= Selected passage =
------------

You might want to be careful....

If you have too long a line it may kink at the bend once it gets warm.

B

John Schmidt

You may have created a problem for yourself with a longer fuel line. When it gets warm from engine heat it will tend to sag and create a low spot. That in turn often causes fuel starvation when the tank gets below half full. Since these are gravity fed engines, everything has to run "downhill" at all times from the petcock on forward. Hope this doesn't give you trouble but keep an eye on it as the tank gets low. The weight of the fuel in the tank gets low enough that it won't overcome the slight sag in the line.

snakemeister

 I made sure the loop was above the carbs and below the tank.After I got the tank back on I rode seven miles out to a place that has ethanol free gas and it held four gallons.I had just put a new petcock on along with the fuel lines so I was really watching how it ran. It ran just great.

------------

(Stored dataset items)
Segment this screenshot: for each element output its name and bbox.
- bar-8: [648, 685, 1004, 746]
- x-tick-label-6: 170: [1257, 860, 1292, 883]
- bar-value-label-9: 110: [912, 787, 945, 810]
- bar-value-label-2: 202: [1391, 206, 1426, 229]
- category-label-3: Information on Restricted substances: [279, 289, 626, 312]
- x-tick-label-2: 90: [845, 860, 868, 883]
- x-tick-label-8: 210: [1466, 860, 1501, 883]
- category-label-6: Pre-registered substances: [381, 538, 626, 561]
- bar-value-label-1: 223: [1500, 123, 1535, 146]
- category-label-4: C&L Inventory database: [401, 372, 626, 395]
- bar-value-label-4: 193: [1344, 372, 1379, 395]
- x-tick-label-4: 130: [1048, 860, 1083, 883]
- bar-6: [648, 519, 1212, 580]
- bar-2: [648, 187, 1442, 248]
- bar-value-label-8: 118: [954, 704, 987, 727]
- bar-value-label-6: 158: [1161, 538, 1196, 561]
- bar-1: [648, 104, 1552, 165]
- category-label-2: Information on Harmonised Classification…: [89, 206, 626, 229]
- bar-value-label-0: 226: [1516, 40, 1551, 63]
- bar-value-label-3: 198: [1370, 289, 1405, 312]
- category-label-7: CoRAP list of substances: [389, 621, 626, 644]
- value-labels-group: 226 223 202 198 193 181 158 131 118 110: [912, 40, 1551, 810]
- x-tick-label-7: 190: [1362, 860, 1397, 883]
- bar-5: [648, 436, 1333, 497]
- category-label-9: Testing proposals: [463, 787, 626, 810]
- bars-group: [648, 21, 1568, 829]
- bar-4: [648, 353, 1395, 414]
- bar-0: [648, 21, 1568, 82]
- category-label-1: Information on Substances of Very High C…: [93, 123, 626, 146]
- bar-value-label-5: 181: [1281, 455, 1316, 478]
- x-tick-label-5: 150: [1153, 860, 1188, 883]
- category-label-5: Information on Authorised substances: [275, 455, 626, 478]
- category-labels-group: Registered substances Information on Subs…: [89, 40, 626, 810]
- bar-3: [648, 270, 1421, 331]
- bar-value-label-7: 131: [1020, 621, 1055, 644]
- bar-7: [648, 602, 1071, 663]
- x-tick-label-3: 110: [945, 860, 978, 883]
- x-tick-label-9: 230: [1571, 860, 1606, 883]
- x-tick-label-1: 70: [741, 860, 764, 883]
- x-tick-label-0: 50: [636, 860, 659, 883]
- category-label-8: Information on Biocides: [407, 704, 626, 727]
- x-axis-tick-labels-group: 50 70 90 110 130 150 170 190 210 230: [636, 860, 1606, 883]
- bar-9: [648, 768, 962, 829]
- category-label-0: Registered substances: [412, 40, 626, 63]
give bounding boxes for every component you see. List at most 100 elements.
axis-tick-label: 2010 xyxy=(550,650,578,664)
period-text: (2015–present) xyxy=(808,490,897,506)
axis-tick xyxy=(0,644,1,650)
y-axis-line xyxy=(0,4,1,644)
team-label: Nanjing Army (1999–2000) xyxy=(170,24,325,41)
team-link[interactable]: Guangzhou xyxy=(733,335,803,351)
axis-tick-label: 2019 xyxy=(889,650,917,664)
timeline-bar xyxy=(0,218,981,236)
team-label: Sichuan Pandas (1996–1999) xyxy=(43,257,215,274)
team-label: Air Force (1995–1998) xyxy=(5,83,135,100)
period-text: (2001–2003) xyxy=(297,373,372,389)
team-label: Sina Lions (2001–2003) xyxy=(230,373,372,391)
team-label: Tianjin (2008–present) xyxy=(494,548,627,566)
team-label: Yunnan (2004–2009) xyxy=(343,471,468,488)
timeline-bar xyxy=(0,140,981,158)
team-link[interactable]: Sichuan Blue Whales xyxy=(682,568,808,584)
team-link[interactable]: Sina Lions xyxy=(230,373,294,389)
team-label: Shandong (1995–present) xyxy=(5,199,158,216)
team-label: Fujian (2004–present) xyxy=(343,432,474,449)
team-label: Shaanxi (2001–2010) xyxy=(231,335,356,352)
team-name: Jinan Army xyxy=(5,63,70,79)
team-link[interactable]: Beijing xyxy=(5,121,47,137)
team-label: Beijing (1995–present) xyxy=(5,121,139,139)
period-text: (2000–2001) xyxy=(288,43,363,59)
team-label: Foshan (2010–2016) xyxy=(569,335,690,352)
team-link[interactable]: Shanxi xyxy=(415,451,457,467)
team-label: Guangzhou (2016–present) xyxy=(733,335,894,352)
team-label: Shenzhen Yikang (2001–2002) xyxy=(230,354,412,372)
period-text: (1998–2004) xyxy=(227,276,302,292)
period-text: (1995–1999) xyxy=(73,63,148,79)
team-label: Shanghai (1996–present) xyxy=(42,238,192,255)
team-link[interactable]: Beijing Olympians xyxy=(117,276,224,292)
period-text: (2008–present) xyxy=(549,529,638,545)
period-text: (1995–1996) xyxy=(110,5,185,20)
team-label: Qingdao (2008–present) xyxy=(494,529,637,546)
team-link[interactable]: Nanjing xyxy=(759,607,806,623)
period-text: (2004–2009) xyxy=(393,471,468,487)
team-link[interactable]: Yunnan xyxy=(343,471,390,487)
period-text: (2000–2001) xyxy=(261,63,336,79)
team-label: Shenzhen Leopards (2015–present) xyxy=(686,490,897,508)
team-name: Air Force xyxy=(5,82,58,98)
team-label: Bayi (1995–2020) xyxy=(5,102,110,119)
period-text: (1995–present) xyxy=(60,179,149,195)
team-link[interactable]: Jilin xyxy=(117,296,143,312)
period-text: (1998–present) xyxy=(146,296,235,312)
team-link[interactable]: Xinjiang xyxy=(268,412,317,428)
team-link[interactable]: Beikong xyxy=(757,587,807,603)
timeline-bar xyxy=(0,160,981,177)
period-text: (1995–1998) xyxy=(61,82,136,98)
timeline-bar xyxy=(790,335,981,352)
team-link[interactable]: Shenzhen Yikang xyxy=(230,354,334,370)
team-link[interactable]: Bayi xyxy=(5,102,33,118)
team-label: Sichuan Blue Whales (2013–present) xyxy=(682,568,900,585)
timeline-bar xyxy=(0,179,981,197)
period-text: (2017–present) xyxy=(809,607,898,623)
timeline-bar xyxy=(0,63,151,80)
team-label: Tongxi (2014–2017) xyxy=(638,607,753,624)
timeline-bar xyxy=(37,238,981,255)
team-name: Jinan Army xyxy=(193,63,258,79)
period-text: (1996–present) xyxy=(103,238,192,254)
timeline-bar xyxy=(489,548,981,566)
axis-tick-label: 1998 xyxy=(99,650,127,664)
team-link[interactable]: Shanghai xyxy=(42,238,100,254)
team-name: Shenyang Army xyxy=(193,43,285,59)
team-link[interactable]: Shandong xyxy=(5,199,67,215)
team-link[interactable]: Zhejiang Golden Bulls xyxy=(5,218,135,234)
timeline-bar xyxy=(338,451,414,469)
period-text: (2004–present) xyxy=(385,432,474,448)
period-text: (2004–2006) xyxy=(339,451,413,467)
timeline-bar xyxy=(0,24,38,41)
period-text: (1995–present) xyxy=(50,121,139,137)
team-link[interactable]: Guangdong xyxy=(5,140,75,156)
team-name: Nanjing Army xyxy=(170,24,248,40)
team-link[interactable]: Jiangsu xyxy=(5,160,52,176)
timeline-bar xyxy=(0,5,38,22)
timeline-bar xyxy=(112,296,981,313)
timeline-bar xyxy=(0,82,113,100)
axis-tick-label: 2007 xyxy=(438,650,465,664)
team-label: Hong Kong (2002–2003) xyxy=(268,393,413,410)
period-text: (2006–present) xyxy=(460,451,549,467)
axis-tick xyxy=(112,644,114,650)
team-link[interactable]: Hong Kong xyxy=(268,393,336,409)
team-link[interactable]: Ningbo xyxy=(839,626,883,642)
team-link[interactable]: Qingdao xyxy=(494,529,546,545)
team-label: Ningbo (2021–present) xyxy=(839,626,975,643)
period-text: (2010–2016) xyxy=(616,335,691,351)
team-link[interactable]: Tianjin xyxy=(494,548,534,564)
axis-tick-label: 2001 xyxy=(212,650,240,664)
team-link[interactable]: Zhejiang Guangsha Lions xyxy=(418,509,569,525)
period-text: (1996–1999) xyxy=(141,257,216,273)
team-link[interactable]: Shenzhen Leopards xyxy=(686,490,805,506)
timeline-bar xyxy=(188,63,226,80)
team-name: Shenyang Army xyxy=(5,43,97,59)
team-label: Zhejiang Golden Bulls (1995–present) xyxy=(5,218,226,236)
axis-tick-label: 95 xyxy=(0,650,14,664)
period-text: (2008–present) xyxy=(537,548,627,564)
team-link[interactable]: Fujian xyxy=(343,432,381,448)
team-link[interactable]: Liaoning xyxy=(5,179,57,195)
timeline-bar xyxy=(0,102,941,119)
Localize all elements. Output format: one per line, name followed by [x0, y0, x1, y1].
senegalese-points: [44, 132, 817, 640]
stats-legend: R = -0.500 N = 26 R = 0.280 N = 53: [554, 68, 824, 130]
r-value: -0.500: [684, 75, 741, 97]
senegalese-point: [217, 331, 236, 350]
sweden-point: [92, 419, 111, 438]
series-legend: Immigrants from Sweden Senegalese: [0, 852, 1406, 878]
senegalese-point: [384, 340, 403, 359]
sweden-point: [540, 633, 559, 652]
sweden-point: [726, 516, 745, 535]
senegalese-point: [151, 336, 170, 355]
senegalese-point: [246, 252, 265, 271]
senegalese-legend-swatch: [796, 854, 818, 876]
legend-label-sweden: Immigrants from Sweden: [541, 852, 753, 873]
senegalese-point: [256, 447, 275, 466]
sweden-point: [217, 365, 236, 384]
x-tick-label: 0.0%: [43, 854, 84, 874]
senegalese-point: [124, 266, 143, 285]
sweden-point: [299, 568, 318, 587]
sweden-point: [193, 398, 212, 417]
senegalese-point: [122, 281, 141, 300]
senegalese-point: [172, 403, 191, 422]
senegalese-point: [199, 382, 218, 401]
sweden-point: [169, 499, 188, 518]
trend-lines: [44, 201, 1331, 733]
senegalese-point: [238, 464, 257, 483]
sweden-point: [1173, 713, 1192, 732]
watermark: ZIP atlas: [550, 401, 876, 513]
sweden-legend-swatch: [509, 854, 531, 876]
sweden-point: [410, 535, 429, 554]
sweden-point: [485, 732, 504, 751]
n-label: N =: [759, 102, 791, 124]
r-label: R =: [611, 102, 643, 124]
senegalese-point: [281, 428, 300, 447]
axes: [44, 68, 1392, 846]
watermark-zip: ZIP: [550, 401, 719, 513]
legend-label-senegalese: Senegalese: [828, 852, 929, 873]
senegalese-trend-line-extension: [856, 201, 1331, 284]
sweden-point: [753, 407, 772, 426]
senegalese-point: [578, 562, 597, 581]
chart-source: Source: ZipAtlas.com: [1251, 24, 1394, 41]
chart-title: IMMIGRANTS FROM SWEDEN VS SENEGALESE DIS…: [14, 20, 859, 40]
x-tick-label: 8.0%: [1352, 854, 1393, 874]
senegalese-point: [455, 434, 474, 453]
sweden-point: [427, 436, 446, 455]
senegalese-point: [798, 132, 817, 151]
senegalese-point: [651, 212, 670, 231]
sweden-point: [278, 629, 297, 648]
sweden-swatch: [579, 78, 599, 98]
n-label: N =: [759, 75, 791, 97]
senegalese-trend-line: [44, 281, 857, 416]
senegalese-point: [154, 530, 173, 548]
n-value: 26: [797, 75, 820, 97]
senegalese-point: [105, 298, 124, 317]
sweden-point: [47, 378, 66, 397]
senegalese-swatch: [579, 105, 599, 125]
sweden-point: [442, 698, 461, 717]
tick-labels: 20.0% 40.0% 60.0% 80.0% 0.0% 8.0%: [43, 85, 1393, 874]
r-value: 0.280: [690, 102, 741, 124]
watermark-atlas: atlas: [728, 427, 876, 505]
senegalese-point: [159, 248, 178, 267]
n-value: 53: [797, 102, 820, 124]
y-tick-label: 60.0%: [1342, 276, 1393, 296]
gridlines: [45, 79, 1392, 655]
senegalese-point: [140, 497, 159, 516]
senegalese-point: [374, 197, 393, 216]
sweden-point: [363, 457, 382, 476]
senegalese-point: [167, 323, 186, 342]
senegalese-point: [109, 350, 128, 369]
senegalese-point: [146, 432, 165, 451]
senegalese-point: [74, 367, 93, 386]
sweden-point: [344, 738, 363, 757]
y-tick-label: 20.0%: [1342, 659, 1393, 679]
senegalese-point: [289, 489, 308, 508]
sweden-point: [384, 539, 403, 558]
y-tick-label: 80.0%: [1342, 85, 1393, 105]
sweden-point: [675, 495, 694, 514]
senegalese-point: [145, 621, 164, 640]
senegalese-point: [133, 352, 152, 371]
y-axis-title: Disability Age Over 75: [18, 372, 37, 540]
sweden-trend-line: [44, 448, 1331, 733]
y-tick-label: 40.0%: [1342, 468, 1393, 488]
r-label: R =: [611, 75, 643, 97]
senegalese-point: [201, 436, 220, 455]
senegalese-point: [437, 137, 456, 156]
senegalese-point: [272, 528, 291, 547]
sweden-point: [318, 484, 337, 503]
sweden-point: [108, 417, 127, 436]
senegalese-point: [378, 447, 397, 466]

------------

= Exercise tasks =
**a.** Translate this sentence from the fuel line discussion into Spanish: "When it gets warm from engine heat it will tend to sag and create a low spot."
**b.** According to the fuel line discussion, where was the loop in the fuel line placed?
**c.** Resume the fuel line discussion after its last sentence.

= Answers to the problems =
**a.** Cuando se calienta por el calor del motor, tenderá a combarse y a formar un punto bajo.

**b.** Above the carbs and below the tank.

**c.**
John Schmidt

Let the tank run down almost to the point of needing to be on Reserve. That's where you'll start having trouble if it's going to act up.

Tropic traveler

I made mine about 1/2" longer than stock. No problems & it does make it easier to reassemble.  ;)
'13 F6B black-the real new Valkyrie Tourer
'13 F6B red for Kim
'97 Valkyrie Tourer r&w, OLDFRT's ride now!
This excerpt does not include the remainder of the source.